* _Records for processing_:
-*-

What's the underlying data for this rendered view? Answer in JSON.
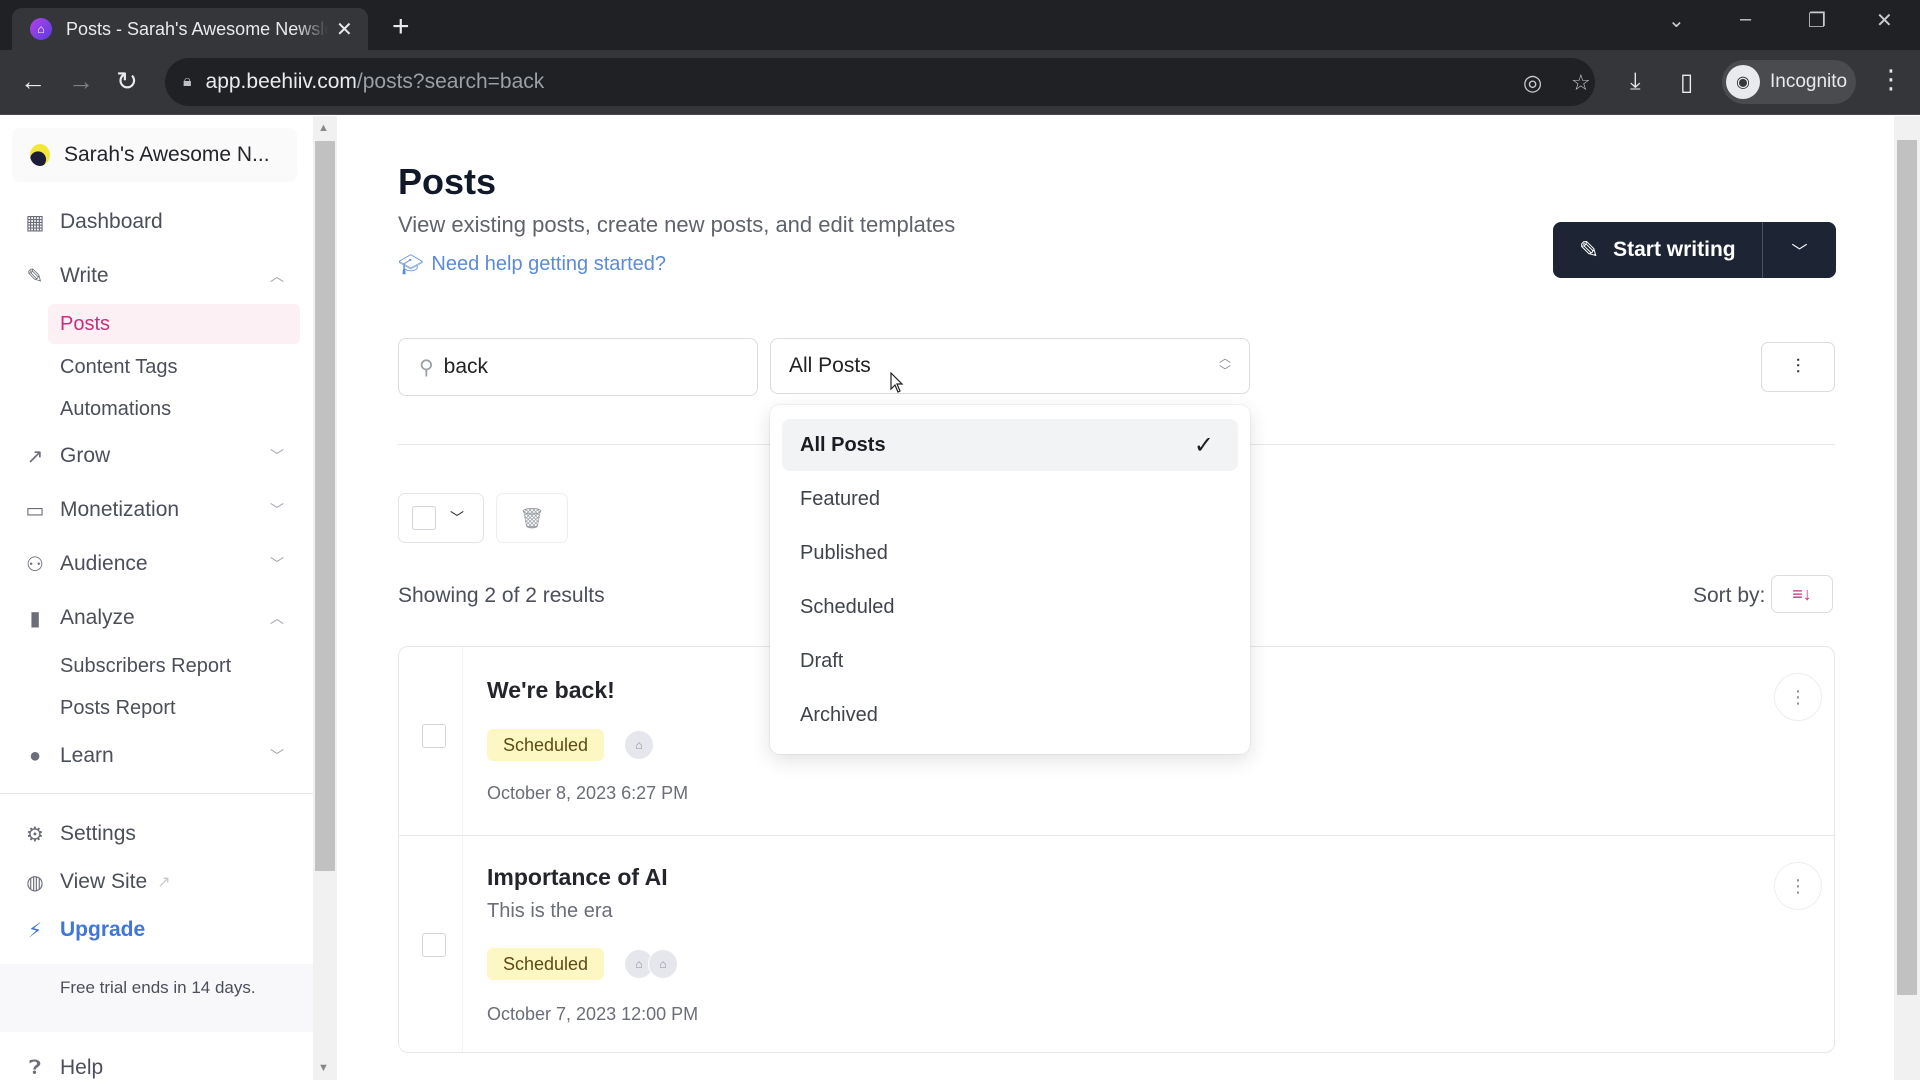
{
  "browser": {
    "tab_title": "Posts - Sarah's Awesome Newsletter",
    "tab_close": "✕",
    "new_tab": "+",
    "url_host": "app.beehiiv.com",
    "url_path": "/posts?search=back",
    "profile_label": "Incognito",
    "window_controls": {
      "tabsearch": "⌄",
      "minimize": "–",
      "restore": "❐",
      "close": "✕"
    }
  },
  "sidebar": {
    "brand_name": "Sarah's Awesome N...",
    "items": [
      {
        "label": "Dashboard",
        "icon": "dashboard-icon"
      },
      {
        "label": "Write",
        "icon": "pencil-icon",
        "expanded": true
      },
      {
        "label": "Grow",
        "icon": "trend-icon",
        "expanded": false
      },
      {
        "label": "Monetization",
        "icon": "money-icon",
        "expanded": false
      },
      {
        "label": "Audience",
        "icon": "users-icon",
        "expanded": false
      },
      {
        "label": "Analyze",
        "icon": "bar-chart-icon",
        "expanded": true
      },
      {
        "label": "Learn",
        "icon": "bulb-icon",
        "expanded": false
      }
    ],
    "write_subitems": [
      "Posts",
      "Content Tags",
      "Automations"
    ],
    "analyze_subitems": [
      "Subscribers Report",
      "Posts Report"
    ],
    "settings": "Settings",
    "view_site": "View Site",
    "upgrade": "Upgrade",
    "trial_text": "Free trial ends in 14 days.",
    "help": "Help",
    "active_item": "Posts"
  },
  "main": {
    "title": "Posts",
    "subtitle": "View existing posts, create new posts, and edit templates",
    "help_link": "Need help getting started?",
    "start_writing": "Start writing",
    "search": {
      "value": "back",
      "placeholder": "Search"
    },
    "filter_select": {
      "value": "All Posts"
    },
    "showing": "Showing 2 of 2 results",
    "sort_label": "Sort by:"
  },
  "dropdown": {
    "options": [
      "All Posts",
      "Featured",
      "Published",
      "Scheduled",
      "Draft",
      "Archived"
    ],
    "selected": "All Posts"
  },
  "posts": [
    {
      "title": "We're back!",
      "subtitle": "",
      "status": "Scheduled",
      "date": "October 8, 2023 6:27 PM",
      "avatars": 1
    },
    {
      "title": "Importance of AI",
      "subtitle": "This is the era",
      "status": "Scheduled",
      "date": "October 7, 2023 12:00 PM",
      "avatars": 2
    }
  ],
  "colors": {
    "accent": "#c3317a",
    "button_dark": "#1d2433",
    "badge_scheduled": "#fdf7c3",
    "link": "#5b8bd6"
  }
}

-*-

* _Given exercise_: Transcribe the records verbatim and omit the images.

* _Exercise answer_:
What's the underlying data for this rendered view? Answer in JSON.
{
  "browser": {
    "tab_title": "Posts - Sarah's Awesome Newsletter",
    "tab_close": "✕",
    "new_tab": "+",
    "url_host": "app.beehiiv.com",
    "url_path": "/posts?search=back",
    "profile_label": "Incognito",
    "window_controls": {
      "tabsearch": "⌄",
      "minimize": "–",
      "restore": "❐",
      "close": "✕"
    }
  },
  "sidebar": {
    "brand_name": "Sarah's Awesome N...",
    "items": [
      {
        "label": "Dashboard",
        "icon": "dashboard-icon"
      },
      {
        "label": "Write",
        "icon": "pencil-icon",
        "expanded": true
      },
      {
        "label": "Grow",
        "icon": "trend-icon",
        "expanded": false
      },
      {
        "label": "Monetization",
        "icon": "money-icon",
        "expanded": false
      },
      {
        "label": "Audience",
        "icon": "users-icon",
        "expanded": false
      },
      {
        "label": "Analyze",
        "icon": "bar-chart-icon",
        "expanded": true
      },
      {
        "label": "Learn",
        "icon": "bulb-icon",
        "expanded": false
      }
    ],
    "write_subitems": [
      "Posts",
      "Content Tags",
      "Automations"
    ],
    "analyze_subitems": [
      "Subscribers Report",
      "Posts Report"
    ],
    "settings": "Settings",
    "view_site": "View Site",
    "upgrade": "Upgrade",
    "trial_text": "Free trial ends in 14 days.",
    "help": "Help",
    "active_item": "Posts"
  },
  "main": {
    "title": "Posts",
    "subtitle": "View existing posts, create new posts, and edit templates",
    "help_link": "Need help getting started?",
    "start_writing": "Start writing",
    "search": {
      "value": "back",
      "placeholder": "Search"
    },
    "filter_select": {
      "value": "All Posts"
    },
    "showing": "Showing 2 of 2 results",
    "sort_label": "Sort by:"
  },
  "dropdown": {
    "options": [
      "All Posts",
      "Featured",
      "Published",
      "Scheduled",
      "Draft",
      "Archived"
    ],
    "selected": "All Posts"
  },
  "posts": [
    {
      "title": "We're back!",
      "subtitle": "",
      "status": "Scheduled",
      "date": "October 8, 2023 6:27 PM",
      "avatars": 1
    },
    {
      "title": "Importance of AI",
      "subtitle": "This is the era",
      "status": "Scheduled",
      "date": "October 7, 2023 12:00 PM",
      "avatars": 2
    }
  ],
  "colors": {
    "accent": "#c3317a",
    "button_dark": "#1d2433",
    "badge_scheduled": "#fdf7c3",
    "link": "#5b8bd6"
  }
}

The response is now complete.